Search the listing below for the word "text" and copy each line that holds it.
++++++++++
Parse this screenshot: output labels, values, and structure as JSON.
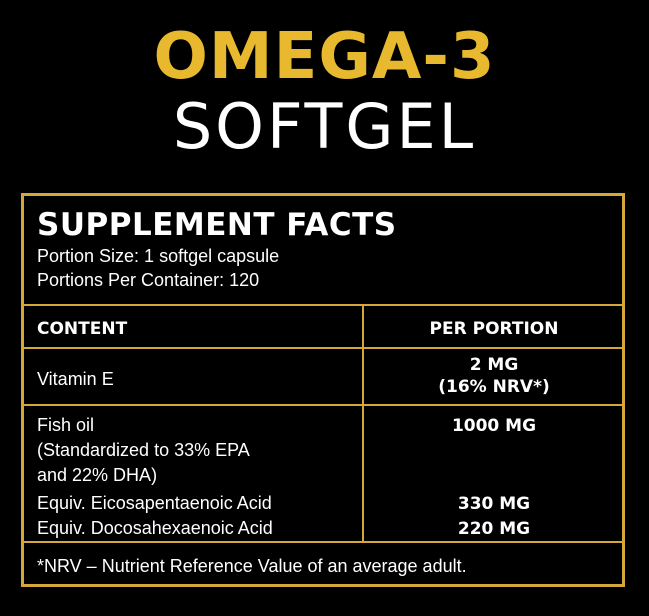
{
  "title": {
    "main": "OMEGA-3",
    "sub": "SOFTGEL"
  },
  "facts": {
    "heading": "SUPPLEMENT FACTS",
    "portion_size": "Portion Size: 1 softgel capsule",
    "portions_per_container": "Portions Per Container: 120",
    "columns": {
      "content": "CONTENT",
      "per_portion": "PER PORTION"
    },
    "rows": [
      {
        "name": "Vitamin E",
        "amount_line1": "2 MG",
        "amount_line2": "(16% NRV*)"
      },
      {
        "name_line1": "Fish oil",
        "name_line2": "(Standardized to 33% EPA",
        "name_line3": "and 22% DHA)",
        "amount": "1000 MG",
        "sub": [
          {
            "name": "Equiv. Eicosapentaenoic Acid",
            "amount": "330 MG"
          },
          {
            "name": "Equiv. Docosahexaenoic Acid",
            "amount": "220 MG"
          }
        ]
      }
    ],
    "footnote": "*NRV – Nutrient Reference Value of an average adult."
  },
  "colors": {
    "gold": "#e8b92f",
    "border": "#d4a838",
    "background": "#000000",
    "text": "#ffffff"
  }
}
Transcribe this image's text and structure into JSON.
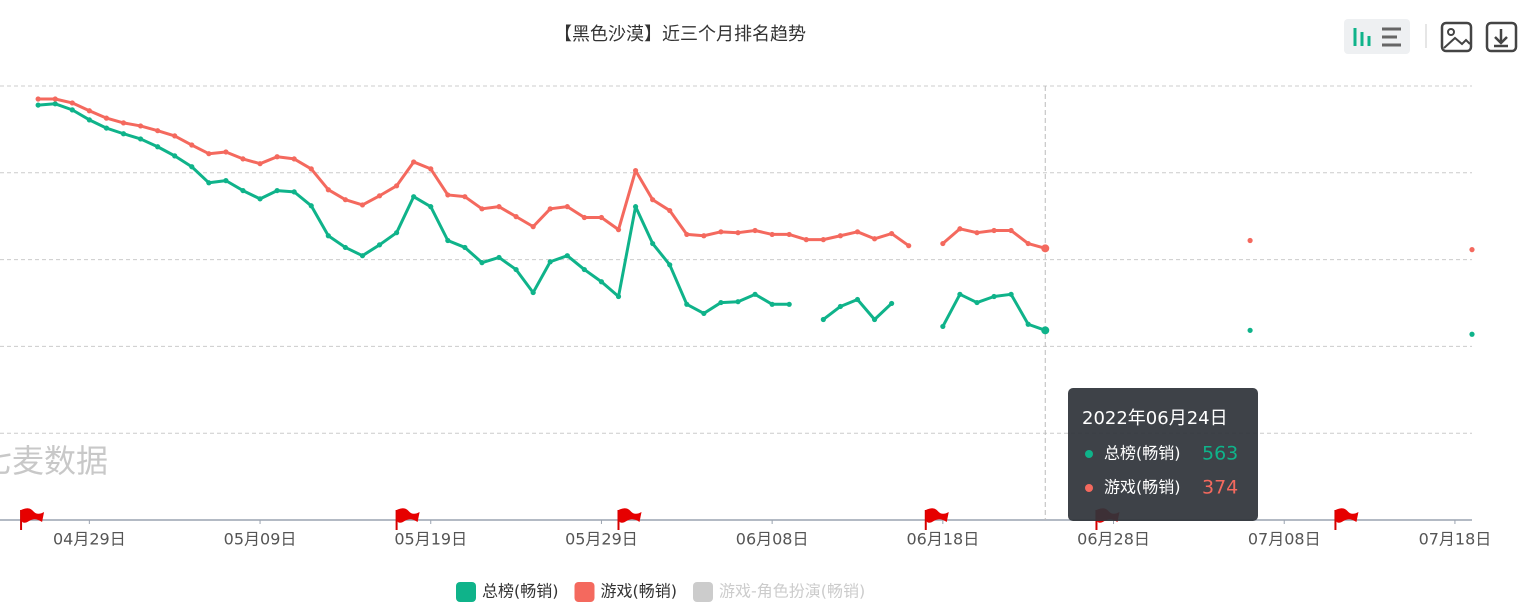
{
  "chart_data": {
    "type": "line",
    "title": "【黑色沙漠】近三个月排名趋势",
    "watermark": "七麦数据",
    "x": [
      "2022年04月26日",
      "2022年04月27日",
      "2022年04月28日",
      "2022年04月29日",
      "2022年04月30日",
      "2022年05月01日",
      "2022年05月02日",
      "2022年05月03日",
      "2022年05月04日",
      "2022年05月05日",
      "2022年05月06日",
      "2022年05月07日",
      "2022年05月08日",
      "2022年05月09日",
      "2022年05月10日",
      "2022年05月11日",
      "2022年05月12日",
      "2022年05月13日",
      "2022年05月14日",
      "2022年05月15日",
      "2022年05月16日",
      "2022年05月17日",
      "2022年05月18日",
      "2022年05月19日",
      "2022年05月20日",
      "2022年05月21日",
      "2022年05月22日",
      "2022年05月23日",
      "2022年05月24日",
      "2022年05月25日",
      "2022年05月26日",
      "2022年05月27日",
      "2022年05月28日",
      "2022年05月29日",
      "2022年05月30日",
      "2022年05月31日",
      "2022年06月01日",
      "2022年06月02日",
      "2022年06月03日",
      "2022年06月04日",
      "2022年06月05日",
      "2022年06月06日",
      "2022年06月07日",
      "2022年06月08日",
      "2022年06月09日",
      "2022年06月10日",
      "2022年06月11日",
      "2022年06月12日",
      "2022年06月13日",
      "2022年06月14日",
      "2022年06月15日",
      "2022年06月16日",
      "2022年06月17日",
      "2022年06月18日",
      "2022年06月19日",
      "2022年06月20日",
      "2022年06月21日",
      "2022年06月22日",
      "2022年06月23日",
      "2022年06月24日",
      "2022年07月06日",
      "2022年07月19日"
    ],
    "series": [
      {
        "name": "总榜(畅销)",
        "color": "#0fb38a",
        "values": [
          44,
          41,
          55,
          78,
          97,
          110,
          122,
          140,
          161,
          186,
          223,
          218,
          241,
          260,
          241,
          244,
          276,
          345,
          372,
          391,
          366,
          338,
          255,
          278,
          356,
          372,
          407,
          395,
          423,
          476,
          405,
          391,
          423,
          451,
          485,
          278,
          363,
          412,
          503,
          524,
          499,
          497,
          480,
          503,
          503,
          null,
          538,
          508,
          492,
          538,
          501,
          null,
          null,
          554,
          480,
          499,
          485,
          480,
          549,
          563,
          563,
          572
        ]
      },
      {
        "name": "游戏(畅销)",
        "color": "#f4695e",
        "values": [
          30,
          30,
          39,
          57,
          74,
          85,
          92,
          103,
          115,
          136,
          156,
          152,
          168,
          179,
          163,
          168,
          191,
          239,
          262,
          274,
          253,
          230,
          175,
          191,
          251,
          255,
          283,
          278,
          301,
          324,
          283,
          278,
          303,
          303,
          331,
          195,
          262,
          287,
          342,
          345,
          336,
          338,
          333,
          342,
          342,
          354,
          354,
          345,
          336,
          352,
          340,
          368,
          null,
          363,
          329,
          338,
          333,
          333,
          363,
          374,
          356,
          377
        ]
      }
    ],
    "inactive_series": [
      {
        "name": "游戏-角色扮演(畅销)",
        "color": "#cccccc"
      }
    ],
    "xlim": [
      "2022年04月24日",
      "2022年07月19日"
    ],
    "xticks": [
      {
        "value": "2022年04月29日",
        "label": "04月29日"
      },
      {
        "value": "2022年05月09日",
        "label": "05月09日"
      },
      {
        "value": "2022年05月19日",
        "label": "05月19日"
      },
      {
        "value": "2022年05月29日",
        "label": "05月29日"
      },
      {
        "value": "2022年06月08日",
        "label": "06月08日"
      },
      {
        "value": "2022年06月18日",
        "label": "06月18日"
      },
      {
        "value": "2022年06月28日",
        "label": "06月28日"
      },
      {
        "value": "2022年07月08日",
        "label": "07月08日"
      },
      {
        "value": "2022年07月18日",
        "label": "07月18日"
      }
    ],
    "ylim": [
      0,
      1000
    ],
    "y_inverted": true,
    "yticks": [
      0,
      200,
      400,
      600,
      800,
      1000
    ],
    "grid": true,
    "events": [
      "2022年04月25日",
      "2022年05月17日",
      "2022年05月30日",
      "2022年06月17日",
      "2022年06月27日",
      "2022年07月11日"
    ],
    "tooltip": {
      "date": "2022年06月24日"
    }
  }
}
++++++++++
# Output for this exercise
    "text": "#ffffff"
Transcribe this image's text and structure into JSON.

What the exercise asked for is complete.